» **Written exercise**
Look through the data for the string "text". Copy every line where it is found.

[Begin]

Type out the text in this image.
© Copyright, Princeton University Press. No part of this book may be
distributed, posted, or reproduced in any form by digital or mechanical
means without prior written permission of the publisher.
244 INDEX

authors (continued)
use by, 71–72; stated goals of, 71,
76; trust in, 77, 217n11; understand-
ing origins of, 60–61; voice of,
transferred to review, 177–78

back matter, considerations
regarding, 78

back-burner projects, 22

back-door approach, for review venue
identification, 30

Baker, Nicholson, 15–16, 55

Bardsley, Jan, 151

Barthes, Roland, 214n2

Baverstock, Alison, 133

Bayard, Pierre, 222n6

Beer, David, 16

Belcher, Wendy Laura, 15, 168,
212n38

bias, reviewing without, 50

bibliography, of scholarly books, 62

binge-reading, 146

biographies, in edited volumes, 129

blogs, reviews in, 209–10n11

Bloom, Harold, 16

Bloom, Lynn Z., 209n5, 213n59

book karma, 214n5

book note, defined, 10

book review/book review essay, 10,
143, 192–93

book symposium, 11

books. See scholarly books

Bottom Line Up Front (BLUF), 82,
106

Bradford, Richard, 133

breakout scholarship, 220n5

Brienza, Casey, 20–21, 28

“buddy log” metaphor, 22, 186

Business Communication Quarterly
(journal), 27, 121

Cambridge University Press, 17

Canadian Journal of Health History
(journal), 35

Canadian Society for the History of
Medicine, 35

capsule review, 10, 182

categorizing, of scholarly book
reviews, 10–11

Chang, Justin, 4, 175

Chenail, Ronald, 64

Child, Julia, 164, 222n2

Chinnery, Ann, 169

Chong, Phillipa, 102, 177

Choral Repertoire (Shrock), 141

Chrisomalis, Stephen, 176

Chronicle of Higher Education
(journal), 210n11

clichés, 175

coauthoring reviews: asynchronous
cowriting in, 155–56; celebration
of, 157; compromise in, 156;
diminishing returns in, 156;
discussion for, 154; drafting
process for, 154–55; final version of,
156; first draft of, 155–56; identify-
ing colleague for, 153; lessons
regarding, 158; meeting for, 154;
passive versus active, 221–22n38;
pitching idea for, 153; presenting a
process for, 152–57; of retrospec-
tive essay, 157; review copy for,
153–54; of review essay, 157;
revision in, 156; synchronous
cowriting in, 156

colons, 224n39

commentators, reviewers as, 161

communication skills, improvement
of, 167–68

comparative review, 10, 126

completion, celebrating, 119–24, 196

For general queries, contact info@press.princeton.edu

[End]
[Begin]

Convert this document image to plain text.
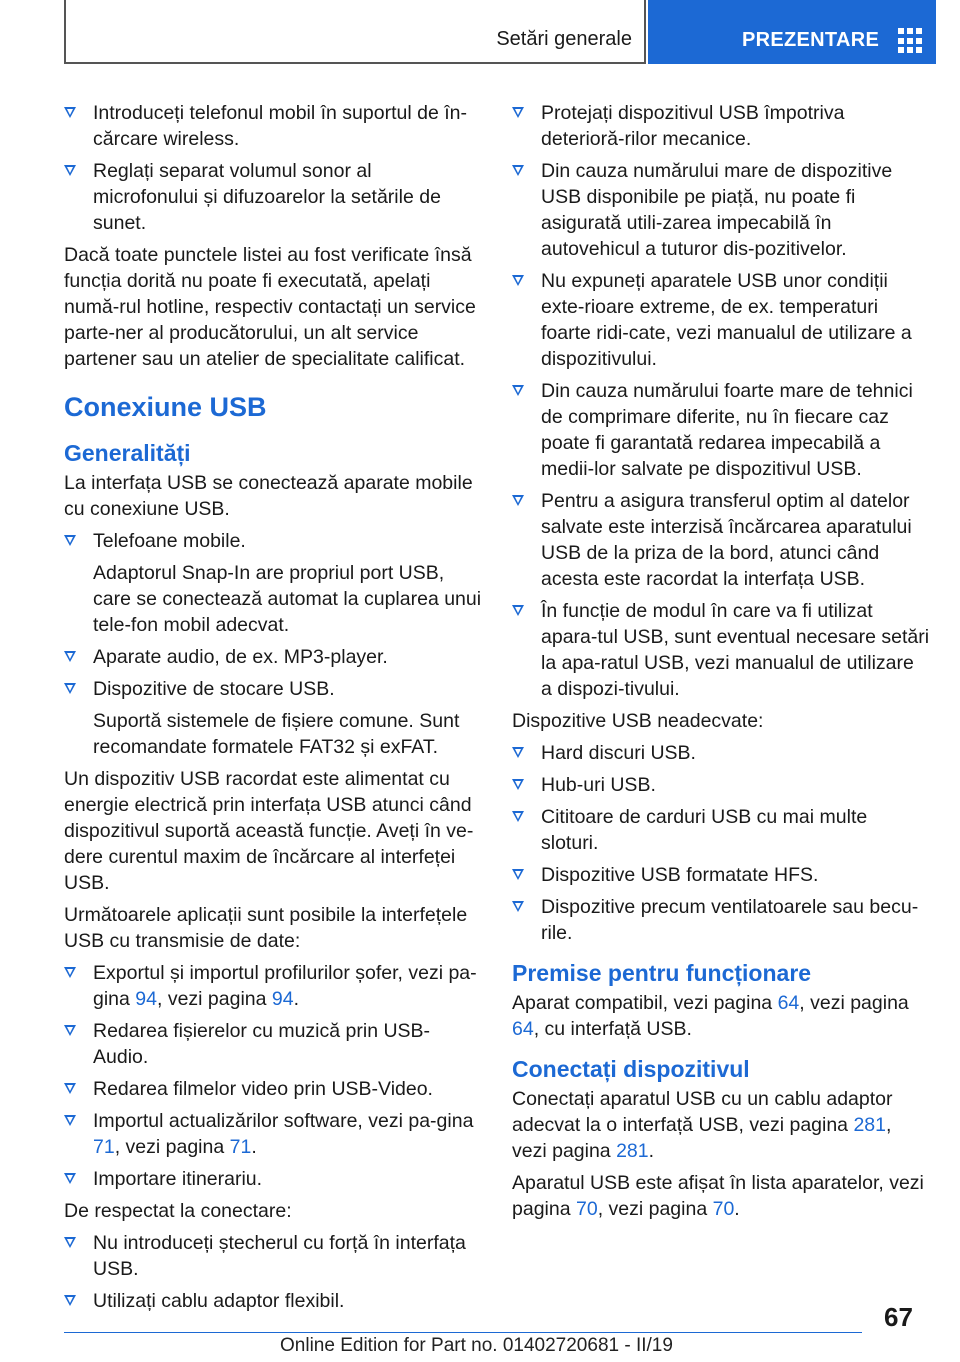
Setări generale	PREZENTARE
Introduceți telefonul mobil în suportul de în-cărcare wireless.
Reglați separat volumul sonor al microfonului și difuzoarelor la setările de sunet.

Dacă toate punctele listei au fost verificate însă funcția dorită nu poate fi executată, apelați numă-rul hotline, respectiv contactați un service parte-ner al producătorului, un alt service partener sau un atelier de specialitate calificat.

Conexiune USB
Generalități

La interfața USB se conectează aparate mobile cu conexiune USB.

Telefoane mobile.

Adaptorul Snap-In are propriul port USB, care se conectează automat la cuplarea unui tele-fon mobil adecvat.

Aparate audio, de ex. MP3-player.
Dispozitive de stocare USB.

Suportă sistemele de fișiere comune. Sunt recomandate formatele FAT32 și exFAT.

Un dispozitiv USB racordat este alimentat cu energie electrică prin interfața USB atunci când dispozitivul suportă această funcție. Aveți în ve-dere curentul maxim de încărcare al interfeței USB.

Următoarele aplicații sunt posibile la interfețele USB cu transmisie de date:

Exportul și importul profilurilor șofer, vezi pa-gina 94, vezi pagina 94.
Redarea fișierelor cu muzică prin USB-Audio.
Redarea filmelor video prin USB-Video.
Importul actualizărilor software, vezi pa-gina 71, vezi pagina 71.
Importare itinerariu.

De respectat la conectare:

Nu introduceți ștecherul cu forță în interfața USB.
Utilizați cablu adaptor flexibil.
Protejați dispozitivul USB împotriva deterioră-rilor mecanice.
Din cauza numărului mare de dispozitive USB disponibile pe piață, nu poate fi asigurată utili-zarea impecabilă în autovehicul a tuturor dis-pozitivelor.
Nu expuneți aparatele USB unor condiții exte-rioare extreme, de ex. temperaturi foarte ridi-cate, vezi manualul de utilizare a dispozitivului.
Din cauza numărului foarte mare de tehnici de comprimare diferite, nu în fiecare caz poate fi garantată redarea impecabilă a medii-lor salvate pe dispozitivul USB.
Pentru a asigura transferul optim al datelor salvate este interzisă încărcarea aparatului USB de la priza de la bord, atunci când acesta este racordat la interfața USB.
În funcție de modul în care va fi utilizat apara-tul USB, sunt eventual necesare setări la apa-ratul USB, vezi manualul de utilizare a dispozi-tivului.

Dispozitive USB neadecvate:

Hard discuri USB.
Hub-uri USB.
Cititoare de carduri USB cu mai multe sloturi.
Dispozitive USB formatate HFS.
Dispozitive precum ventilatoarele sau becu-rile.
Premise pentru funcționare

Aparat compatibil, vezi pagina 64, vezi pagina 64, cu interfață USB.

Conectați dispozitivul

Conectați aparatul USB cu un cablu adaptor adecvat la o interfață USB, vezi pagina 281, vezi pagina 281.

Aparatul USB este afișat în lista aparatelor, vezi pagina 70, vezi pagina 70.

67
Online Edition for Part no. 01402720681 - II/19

[End]
[Begin]

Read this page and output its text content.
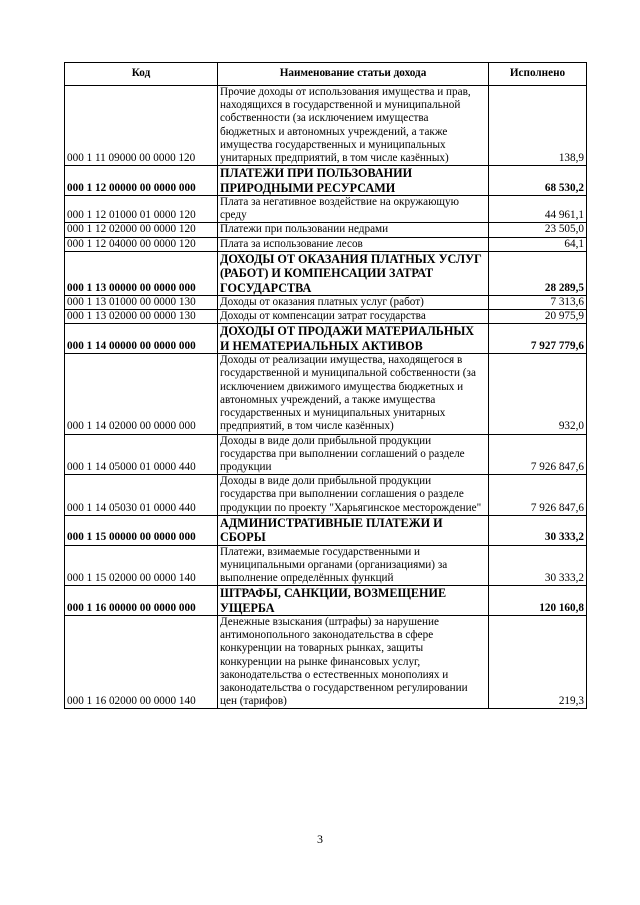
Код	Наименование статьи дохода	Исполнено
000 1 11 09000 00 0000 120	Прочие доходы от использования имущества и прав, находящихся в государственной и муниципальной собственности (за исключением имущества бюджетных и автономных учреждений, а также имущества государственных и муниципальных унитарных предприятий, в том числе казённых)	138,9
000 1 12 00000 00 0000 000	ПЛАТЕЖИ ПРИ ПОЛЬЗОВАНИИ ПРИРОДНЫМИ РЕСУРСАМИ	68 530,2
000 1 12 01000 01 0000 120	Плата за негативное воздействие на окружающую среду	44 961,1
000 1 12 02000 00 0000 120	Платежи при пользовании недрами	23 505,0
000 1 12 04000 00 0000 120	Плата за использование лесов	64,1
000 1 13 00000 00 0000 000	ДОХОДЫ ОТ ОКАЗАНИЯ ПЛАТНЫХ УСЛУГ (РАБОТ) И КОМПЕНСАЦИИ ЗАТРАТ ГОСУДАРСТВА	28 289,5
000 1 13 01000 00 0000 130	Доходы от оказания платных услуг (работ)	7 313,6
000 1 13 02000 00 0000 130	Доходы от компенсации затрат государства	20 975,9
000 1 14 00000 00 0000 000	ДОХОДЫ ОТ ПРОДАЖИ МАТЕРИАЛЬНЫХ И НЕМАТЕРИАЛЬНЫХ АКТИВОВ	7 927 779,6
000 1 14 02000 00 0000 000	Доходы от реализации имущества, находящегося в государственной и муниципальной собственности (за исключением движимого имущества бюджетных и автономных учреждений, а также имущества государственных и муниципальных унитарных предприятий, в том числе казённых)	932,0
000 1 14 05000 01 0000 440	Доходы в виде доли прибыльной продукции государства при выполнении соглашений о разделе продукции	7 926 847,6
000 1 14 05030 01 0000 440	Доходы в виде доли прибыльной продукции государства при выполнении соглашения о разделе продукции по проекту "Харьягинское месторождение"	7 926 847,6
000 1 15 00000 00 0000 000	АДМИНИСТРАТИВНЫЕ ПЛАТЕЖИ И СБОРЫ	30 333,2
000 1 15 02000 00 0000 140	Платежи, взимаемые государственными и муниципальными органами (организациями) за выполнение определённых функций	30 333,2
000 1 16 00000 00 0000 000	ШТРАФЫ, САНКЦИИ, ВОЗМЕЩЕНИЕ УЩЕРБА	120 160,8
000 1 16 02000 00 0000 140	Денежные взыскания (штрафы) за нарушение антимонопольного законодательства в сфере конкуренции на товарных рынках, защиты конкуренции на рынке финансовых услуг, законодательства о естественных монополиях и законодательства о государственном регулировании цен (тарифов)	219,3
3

[End]

» **Output of the exercise**
Type out the text in this image.
Convert this document image to plain text.
Read this page and output its text content.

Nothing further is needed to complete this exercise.